Locate the string "C₂₂₄₀" in the records below. Copy every line where it occurs.

RECORDS SHOWN:
^^^^^^^^^^^^^^^^

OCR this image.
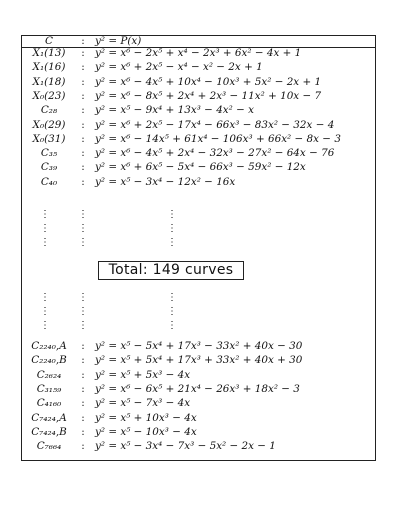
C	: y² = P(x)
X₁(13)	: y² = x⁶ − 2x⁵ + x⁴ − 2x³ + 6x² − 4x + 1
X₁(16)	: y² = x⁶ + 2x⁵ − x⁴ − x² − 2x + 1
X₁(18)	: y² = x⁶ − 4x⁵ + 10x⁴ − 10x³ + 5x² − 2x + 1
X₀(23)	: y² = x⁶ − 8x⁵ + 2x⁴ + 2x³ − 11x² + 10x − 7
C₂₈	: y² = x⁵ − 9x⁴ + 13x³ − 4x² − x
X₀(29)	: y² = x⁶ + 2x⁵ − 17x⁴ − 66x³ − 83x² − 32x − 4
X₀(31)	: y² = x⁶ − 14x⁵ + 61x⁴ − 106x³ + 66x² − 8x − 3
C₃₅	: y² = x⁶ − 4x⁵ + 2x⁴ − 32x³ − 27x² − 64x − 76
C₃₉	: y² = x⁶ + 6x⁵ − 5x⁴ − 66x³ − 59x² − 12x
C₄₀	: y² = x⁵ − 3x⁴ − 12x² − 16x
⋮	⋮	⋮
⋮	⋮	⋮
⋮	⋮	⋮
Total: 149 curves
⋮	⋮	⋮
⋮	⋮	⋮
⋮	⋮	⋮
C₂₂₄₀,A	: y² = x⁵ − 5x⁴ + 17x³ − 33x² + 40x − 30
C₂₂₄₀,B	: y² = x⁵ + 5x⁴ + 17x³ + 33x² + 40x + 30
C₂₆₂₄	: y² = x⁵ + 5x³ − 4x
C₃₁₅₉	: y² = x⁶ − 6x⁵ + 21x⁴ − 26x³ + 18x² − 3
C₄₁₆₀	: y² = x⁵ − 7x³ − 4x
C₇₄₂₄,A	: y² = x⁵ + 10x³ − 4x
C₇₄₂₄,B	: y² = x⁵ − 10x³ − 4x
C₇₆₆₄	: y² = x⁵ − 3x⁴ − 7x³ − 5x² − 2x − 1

^^^^^^^^^^^^^^^^

OUTPUT BELOW:
C₂₂₄₀,A	: y² = x⁵ − 5x⁴ + 17x³ − 33x² + 40x − 30
C₂₂₄₀,B	: y² = x⁵ + 5x⁴ + 17x³ + 33x² + 40x + 30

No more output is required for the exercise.